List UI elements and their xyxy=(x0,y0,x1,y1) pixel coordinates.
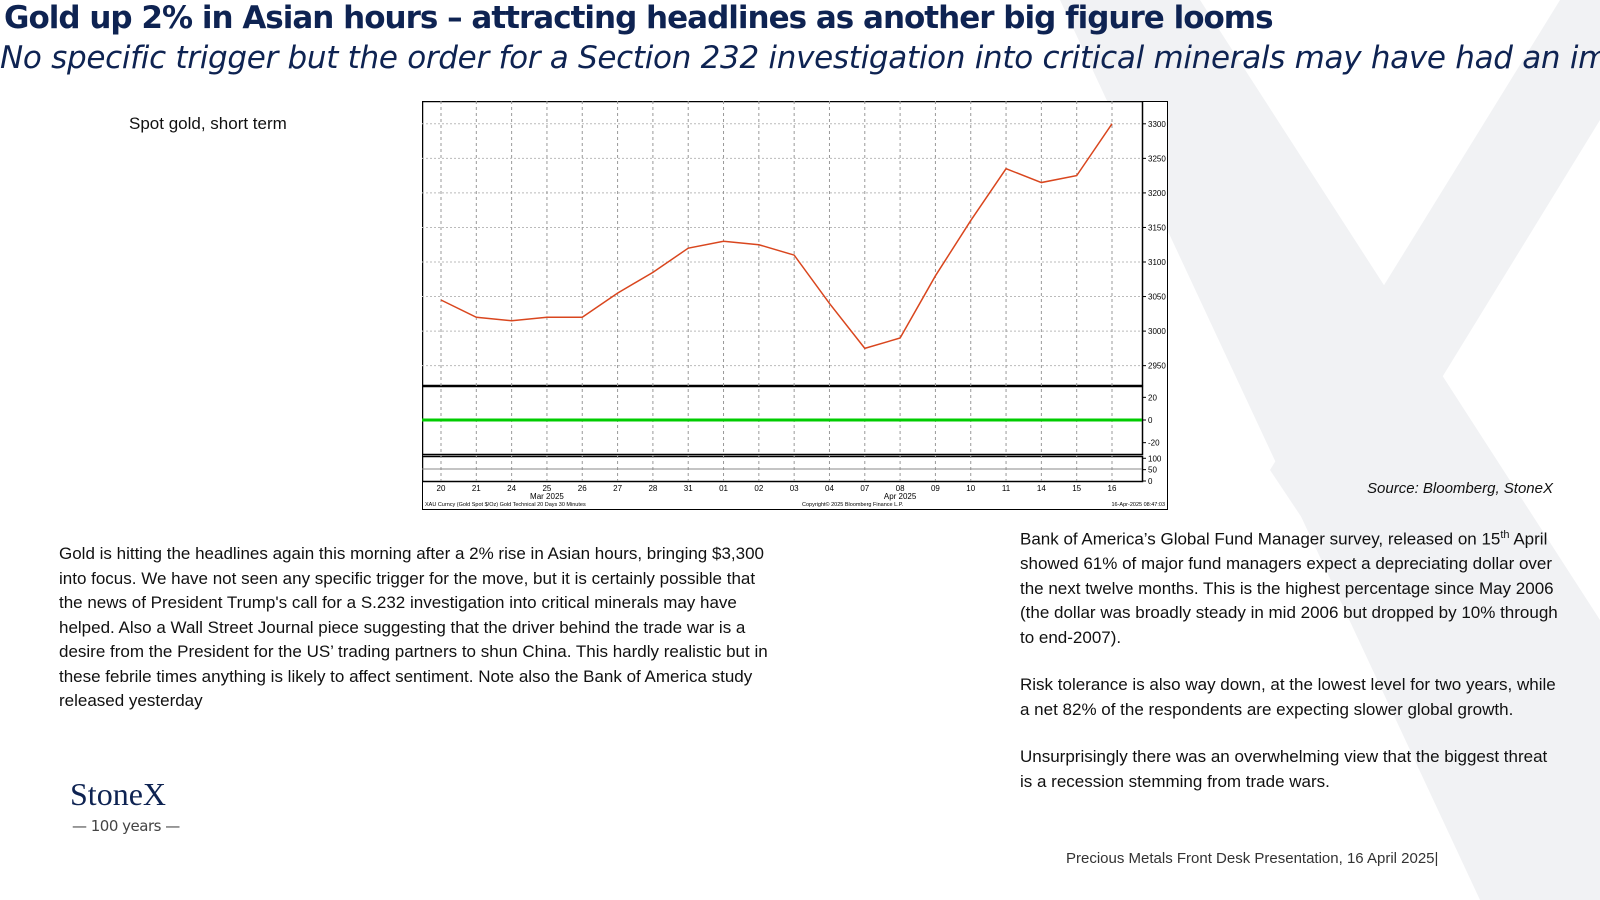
superscript: th xyxy=(1500,529,1510,541)
y-tick-label: 3050 xyxy=(1148,293,1166,302)
panel xyxy=(422,101,1144,387)
y-tick-label: 0 xyxy=(1148,477,1153,486)
x-tick-label: 10 xyxy=(966,484,975,493)
x-tick-label: 09 xyxy=(931,484,940,493)
month-label: Mar 2025 xyxy=(530,492,564,501)
logo-tagline: — 100 years — xyxy=(72,817,180,835)
x-tick-label: 26 xyxy=(578,484,587,493)
chart: 2950 3000 3050 3100 3150 3200 3250 3300 20 0 -20 0 5… xyxy=(422,101,1168,510)
x-tick-label: 15 xyxy=(1072,484,1081,493)
y-tick-label: 3300 xyxy=(1148,120,1166,129)
footer: Precious Metals Front Desk Presentation,… xyxy=(1066,850,1439,867)
y-tick-label: 3250 xyxy=(1148,154,1166,163)
month-label: Apr 2025 xyxy=(884,492,917,501)
y-tick-label: 3000 xyxy=(1148,327,1166,336)
frame xyxy=(422,101,1168,510)
x-tick-label: 25 xyxy=(542,484,551,493)
price-line xyxy=(440,123,1113,350)
x-tick-label: 21 xyxy=(472,484,481,493)
subtitle: No specific trigger but the order for a … xyxy=(0,40,1600,76)
x-tick-label: 31 xyxy=(684,484,693,493)
x-tick-label: 14 xyxy=(1037,484,1046,493)
x-tick-label: 01 xyxy=(719,484,728,493)
x-tick-label: 16 xyxy=(1108,484,1117,493)
footer-right: 16-Apr-2025 08:47:03 xyxy=(1111,502,1165,508)
title: Gold up 2% in Asian hours – attracting h… xyxy=(4,0,1274,36)
y-tick-label: 20 xyxy=(1148,393,1157,402)
left-text: Gold is hitting the headlines again this… xyxy=(59,544,768,710)
footer-mid: Copyright© 2025 Bloomberg Finance L.P. xyxy=(802,501,904,508)
y-tick-label: 0 xyxy=(1148,416,1153,425)
y-tick-label: 3200 xyxy=(1148,189,1166,198)
y-tick-label: 50 xyxy=(1148,466,1157,475)
paragraph: Unsurprisingly there was an overwhelming… xyxy=(1020,747,1548,791)
x-tick-label: 03 xyxy=(790,484,799,493)
chart-label: Spot gold, short term xyxy=(129,114,287,133)
text: April showed 61% of major fund managers … xyxy=(1020,529,1558,647)
x-tick-label: 08 xyxy=(896,484,905,493)
x-tick-label: 11 xyxy=(1002,484,1011,493)
y-tick-label: 3150 xyxy=(1148,223,1166,232)
paragraph: Risk tolerance is also way down, at the … xyxy=(1020,675,1556,719)
x-tick-label: 27 xyxy=(613,484,622,493)
x-tick-label: 04 xyxy=(825,484,834,493)
y-tick-label: -20 xyxy=(1148,439,1160,448)
x-tick-label: 02 xyxy=(754,484,763,493)
watermark xyxy=(1060,0,1600,900)
x-tick-label: 24 xyxy=(507,484,516,493)
text: Bank of America’s Global Fund Manager su… xyxy=(1020,529,1501,549)
paragraph: Bank of America’s Global Fund Manager su… xyxy=(1020,523,1560,650)
right-text: Bank of America’s Global Fund Manager su… xyxy=(1020,523,1560,794)
source: Source: Bloomberg, StoneX xyxy=(1367,480,1553,497)
x-tick-label: 28 xyxy=(648,484,657,493)
x-tick-label: 07 xyxy=(860,484,869,493)
y-tick-label: 3100 xyxy=(1148,258,1166,267)
y-tick-label: 100 xyxy=(1148,454,1162,463)
logo: StoneX xyxy=(70,776,166,812)
footer-left: XAU Curncy (Gold Spot $/Oz) Gold Technic… xyxy=(425,502,586,508)
y-tick-label: 2950 xyxy=(1148,362,1166,371)
x-tick-label: 20 xyxy=(437,484,446,493)
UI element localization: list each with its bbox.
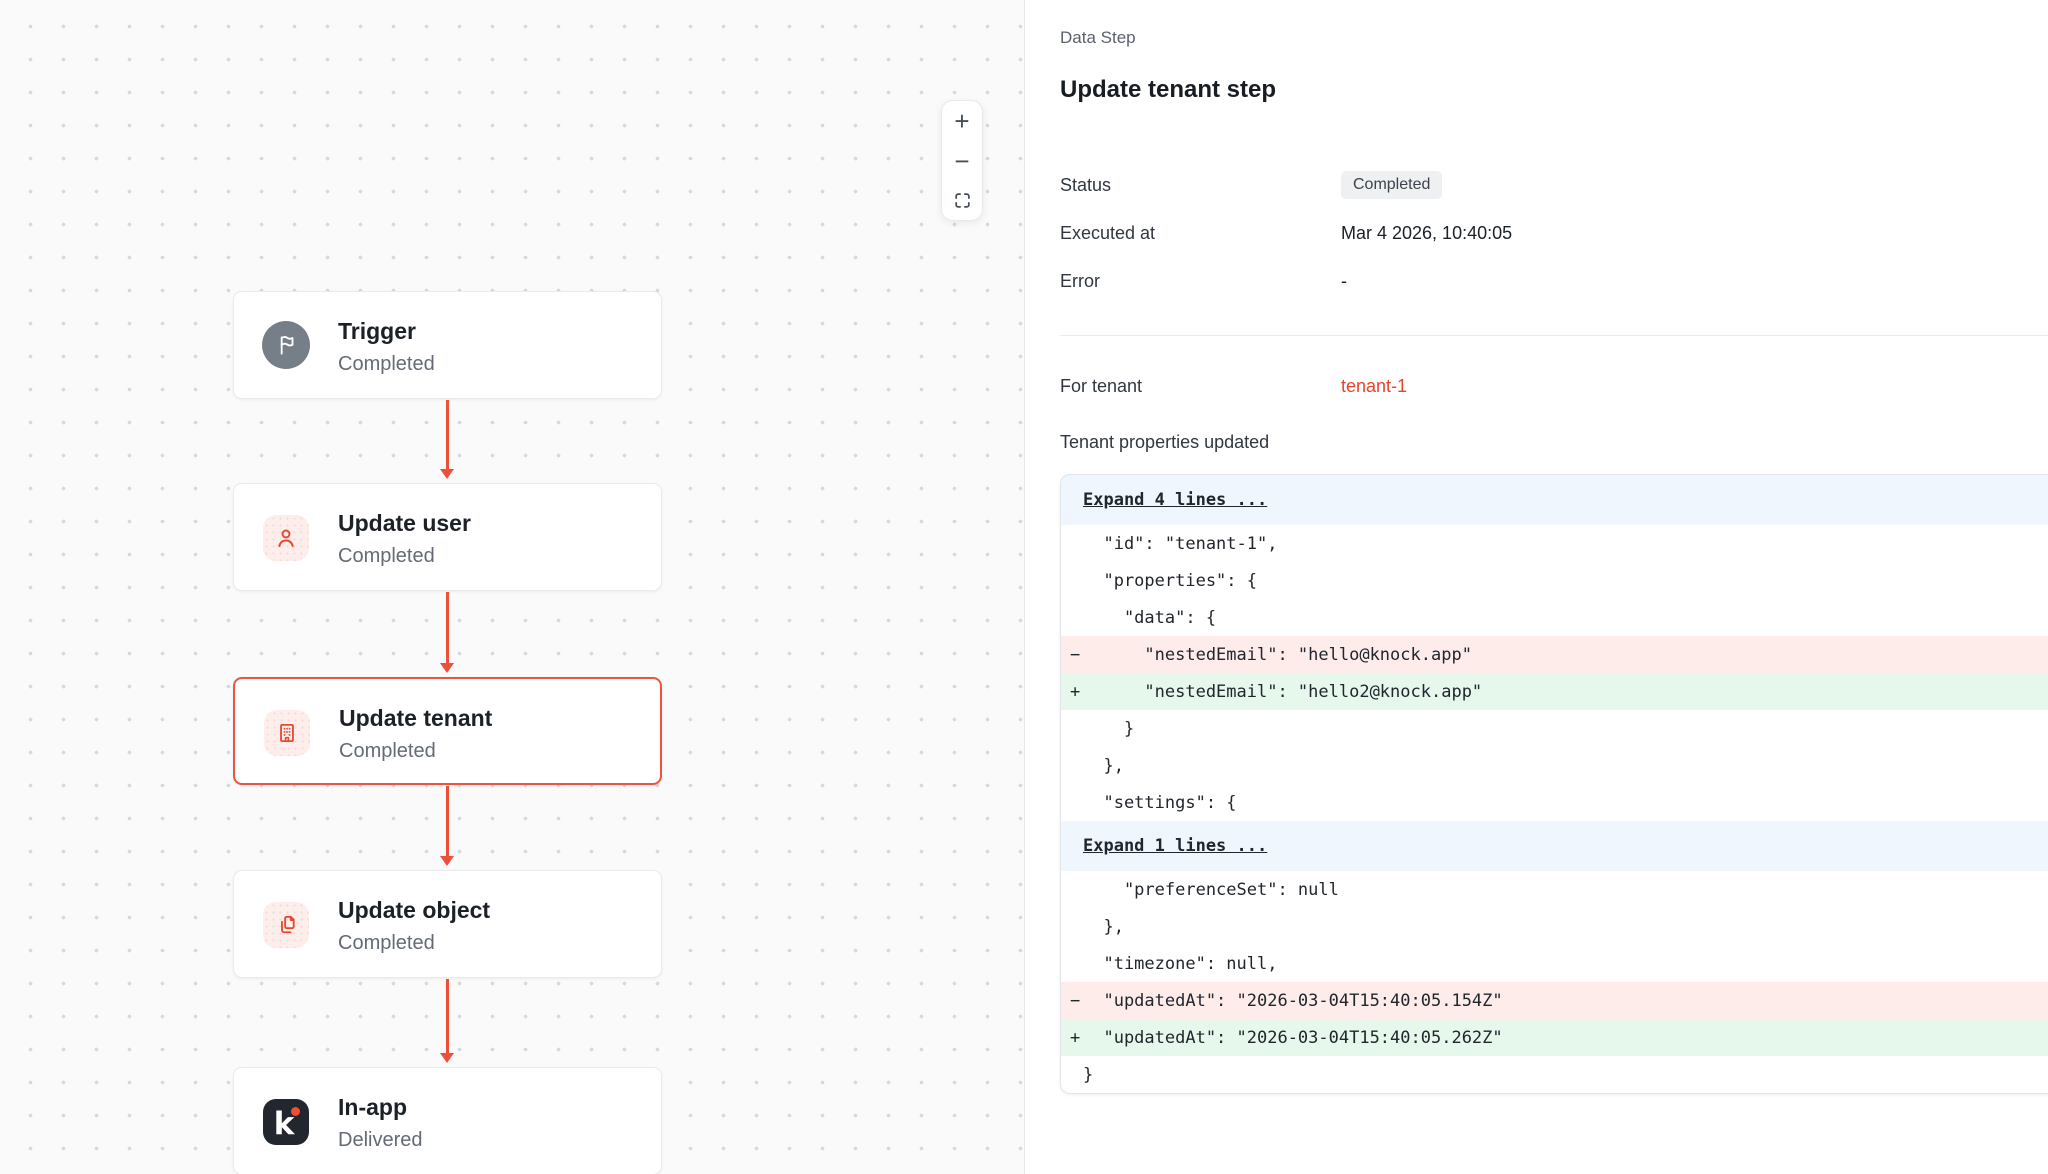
diff-line-removed: − "nestedEmail": "hello@knock.app" [1061,636,2048,673]
field-executed-at: Executed at Mar 4 2026, 10:40:05 [1060,216,2048,250]
diff-line: }, [1083,916,1124,937]
diff-line: } [1083,718,1135,739]
connector-arrow [440,786,454,866]
node-title: In-app [338,1094,407,1120]
panel-kicker: Data Step [1060,28,1136,47]
field-label: Status [1060,174,1112,195]
workflow-node-update-tenant[interactable]: Update tenant Completed [233,677,662,785]
fullscreen-icon [954,192,970,208]
workflow-node-in-app[interactable]: k In-app Delivered [233,1067,662,1174]
step-detail-panel: Data Step Update tenant step Status Comp… [1024,0,2048,1174]
knock-dot [291,1107,300,1116]
flag-icon [262,321,310,369]
user-icon [263,515,309,561]
knock-letter: k [273,1106,295,1142]
workflow-canvas[interactable]: Trigger Completed Update user Completed [0,0,1025,1174]
zoom-out-button[interactable]: − [942,141,982,181]
diff-line: "id": "tenant-1", [1083,533,1278,554]
minus-icon: − [954,145,970,176]
workflow-node-trigger[interactable]: Trigger Completed [233,291,662,399]
copy-icon [263,902,309,948]
workflow-node-update-object[interactable]: Update object Completed [233,870,662,978]
fit-view-button[interactable] [942,180,982,220]
executed-at-value: Mar 4 2026, 10:40:05 [1341,222,1513,243]
error-value: - [1341,270,1347,291]
status-badge: Completed [1341,171,1443,199]
tenant-link[interactable]: tenant-1 [1341,375,1408,396]
diff-line-added: + "updatedAt": "2026-03-04T15:40:05.262Z… [1061,1019,2048,1056]
node-title: Update object [338,897,491,923]
field-label: Executed at [1060,222,1156,243]
diff-line: "preferenceSet": null [1083,879,1339,900]
expand-lines-button[interactable]: Expand 4 lines ... [1061,475,2048,525]
connector-arrow [440,979,454,1063]
field-for-tenant: For tenant tenant-1 [1060,369,2048,403]
tenant-properties-diff: Expand 4 lines ... "id": "tenant-1", "pr… [1060,474,2048,1094]
node-title: Trigger [338,318,416,344]
zoom-in-button[interactable]: + [942,101,982,141]
diff-line-added: + "nestedEmail": "hello2@knock.app" [1061,673,2048,710]
node-title: Update user [338,510,471,536]
page-title: Update tenant step [1060,76,1277,103]
knock-logo-icon: k [263,1099,309,1145]
step-fields: Status Completed Executed at Mar 4 2026,… [1060,168,2048,298]
connector-arrow [440,592,454,673]
diff-line: "settings": { [1083,792,1237,813]
field-error: Error - [1060,264,2048,298]
connector-arrow [440,400,454,479]
node-status: Completed [339,740,436,762]
plus-icon: + [954,105,970,136]
section-title: Tenant properties updated [1060,432,1270,452]
diff-line: "timezone": null, [1083,953,1278,974]
field-label: Error [1060,270,1100,291]
node-status: Delivered [338,1129,423,1151]
diff-line: "properties": { [1083,570,1257,591]
expand-lines-button[interactable]: Expand 1 lines ... [1061,821,2048,871]
node-status: Completed [338,545,435,567]
section-divider [1060,335,2048,336]
diff-line: "data": { [1083,607,1217,628]
diff-line: } [1083,1064,1094,1085]
node-title: Update tenant [339,705,493,731]
node-status: Completed [338,932,435,954]
workflow-node-update-user[interactable]: Update user Completed [233,483,662,591]
canvas-zoom-controls: + − [941,100,983,221]
diff-line-removed: − "updatedAt": "2026-03-04T15:40:05.154Z… [1061,982,2048,1019]
field-label: For tenant [1060,375,1143,396]
diff-line: }, [1083,755,1124,776]
node-status: Completed [338,353,435,375]
field-status: Status Completed [1060,168,2048,202]
building-icon [264,710,310,756]
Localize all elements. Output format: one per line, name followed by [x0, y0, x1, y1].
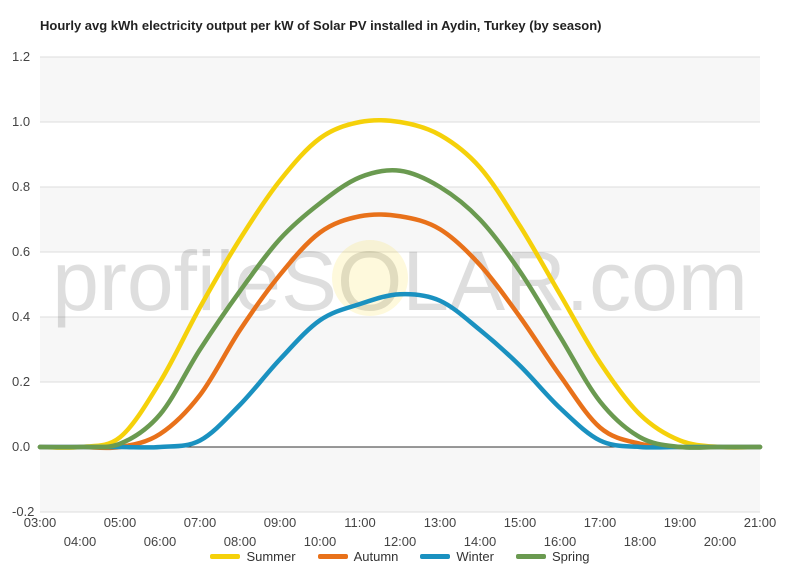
x-tick-label: 08:00 [224, 534, 257, 549]
x-tick-label: 16:00 [544, 534, 577, 549]
x-tick-label: 19:00 [664, 515, 697, 530]
legend-label: Autumn [353, 549, 399, 564]
legend-swatch [317, 554, 348, 559]
legend-item-summer[interactable]: Summer [210, 549, 296, 564]
y-tick-label: 0.0 [12, 439, 30, 454]
x-tick-label: 17:00 [584, 515, 617, 530]
legend-item-winter[interactable]: Winter [420, 549, 494, 564]
chart-title: Hourly avg kWh electricity output per kW… [40, 18, 602, 33]
series-line-spring [37, 168, 763, 450]
y-tick-label: 1.0 [12, 114, 30, 129]
x-tick-label: 06:00 [144, 534, 177, 549]
x-tick-label: 14:00 [464, 534, 497, 549]
watermark-sun-icon [332, 240, 408, 316]
legend-swatch [210, 554, 241, 559]
grid-band [40, 57, 760, 122]
series-line-summer [37, 117, 763, 450]
legend-label: Summer [246, 549, 296, 564]
y-tick-label: 0.2 [12, 374, 30, 389]
x-tick-label: 05:00 [104, 515, 137, 530]
grid-band [40, 447, 760, 512]
legend-swatch [515, 554, 546, 559]
y-tick-label: 0.6 [12, 244, 30, 259]
x-tick-label: 11:00 [344, 515, 376, 530]
x-tick-label: 07:00 [184, 515, 217, 530]
y-tick-label: 0.4 [12, 309, 30, 324]
watermark: profileSOLAR.com [52, 234, 748, 328]
y-tick-label: 1.2 [12, 49, 30, 64]
x-tick-label: 13:00 [424, 515, 457, 530]
series-line-autumn [37, 212, 763, 451]
legend: Summer Autumn Winter Spring [0, 549, 800, 564]
x-tick-label: 20:00 [704, 534, 737, 549]
legend-swatch [420, 554, 451, 559]
x-tick-label: 21:00 [744, 515, 777, 530]
legend-item-spring[interactable]: Spring [515, 549, 590, 564]
grid-band [40, 187, 760, 252]
series-line-winter [37, 291, 763, 450]
x-tick-label: 09:00 [264, 515, 297, 530]
legend-label: Spring [551, 549, 590, 564]
x-tick-label: 10:00 [304, 534, 337, 549]
y-tick-label: -0.2 [12, 504, 34, 519]
grid-layer [40, 56, 760, 513]
x-tick-label: 18:00 [624, 534, 657, 549]
grid-band [40, 317, 760, 382]
x-tick-label: 12:00 [384, 534, 417, 549]
legend-item-autumn[interactable]: Autumn [317, 549, 399, 564]
x-tick-label: 15:00 [504, 515, 537, 530]
series-layer [37, 117, 763, 451]
x-tick-label: 04:00 [64, 534, 97, 549]
axis-layer: -0.2 0.0 0.2 0.4 0.6 0.8 1.0 1.2 03:00 04:00 05:00… [12, 49, 776, 549]
y-tick-label: 0.8 [12, 179, 30, 194]
legend-label: Winter [456, 549, 494, 564]
x-tick-label: 03:00 [24, 515, 57, 530]
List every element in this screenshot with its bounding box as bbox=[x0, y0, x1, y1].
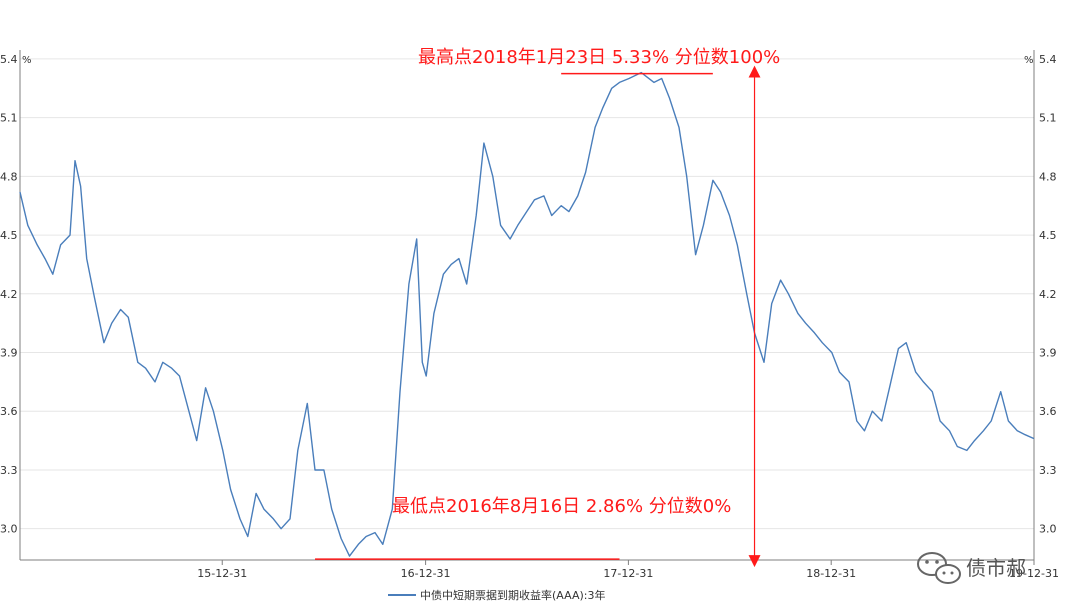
watermark-text: 债市郝 bbox=[966, 556, 1026, 580]
y-tick-label-left: 3.3 bbox=[0, 464, 18, 477]
y-tick-label-right: 5.1 bbox=[1039, 112, 1057, 125]
y-tick-label-right: 3.3 bbox=[1039, 464, 1057, 477]
wechat-icon bbox=[917, 552, 961, 584]
x-tick-label: 16-12-31 bbox=[401, 567, 451, 580]
y-tick-label-right: 3.6 bbox=[1039, 405, 1057, 418]
y-tick-label-left: 5.4 bbox=[0, 53, 18, 66]
y-tick-label-left: 4.2 bbox=[0, 288, 18, 301]
y-tick-label-right: 4.8 bbox=[1039, 170, 1057, 183]
x-tick-label: 19-12-31 bbox=[1009, 567, 1059, 580]
grid-layer bbox=[20, 58, 1034, 530]
x-tick-label: 17-12-31 bbox=[603, 567, 653, 580]
annotation-layer: 最高点2018年1月23日 5.33% 分位数100% 最低点2016年8月16日… bbox=[315, 47, 780, 568]
y-axis-unit-left: % bbox=[22, 55, 32, 66]
y-tick-label-right: 3.0 bbox=[1039, 523, 1057, 536]
y-tick-label-left: 4.5 bbox=[0, 229, 18, 242]
y-axis-unit-right: % bbox=[1024, 55, 1034, 66]
y-tick-label-right: 5.4 bbox=[1039, 53, 1057, 66]
y-tick-label-left: 3.9 bbox=[0, 347, 18, 360]
y-tick-label-left: 5.1 bbox=[0, 112, 18, 125]
y-tick-label-left: 3.0 bbox=[0, 523, 18, 536]
min-point-annotation: 最低点2016年8月16日 2.86% 分位数0% bbox=[392, 496, 731, 517]
axes-layer: 3.0 3.0 3.3 3.3 3.6 3.6 3.9 3.9 4.2 4.2 4.5 4.5 4.8 4… bbox=[0, 50, 1059, 580]
legend-label: 中债中短期票据到期收益率(AAA):3年 bbox=[420, 588, 605, 602]
watermark: 债市郝 bbox=[917, 552, 1026, 584]
series-layer bbox=[19, 71, 1035, 557]
series-line bbox=[19, 71, 1035, 557]
x-tick-label: 18-12-31 bbox=[806, 567, 856, 580]
y-tick-label-right: 4.5 bbox=[1039, 229, 1057, 242]
x-tick-label: 15-12-31 bbox=[197, 567, 247, 580]
max-point-annotation: 最高点2018年1月23日 5.33% 分位数100% bbox=[418, 47, 780, 68]
y-tick-label-left: 4.8 bbox=[0, 170, 18, 183]
y-tick-label-right: 4.2 bbox=[1039, 288, 1057, 301]
y-tick-label-left: 3.6 bbox=[0, 405, 18, 418]
legend: 中债中短期票据到期收益率(AAA):3年 bbox=[388, 588, 605, 602]
y-tick-label-right: 3.9 bbox=[1039, 347, 1057, 360]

INSTRUCTIONS FOR THE TASK: Select every line in the material above that contains the word "arrow". Case counts.

RESPONSE BELOW:
connector-arrow [440,786,454,866]
connector-arrow [440,979,454,1063]
connector-arrow [440,592,454,673]
connector-arrow [440,400,454,479]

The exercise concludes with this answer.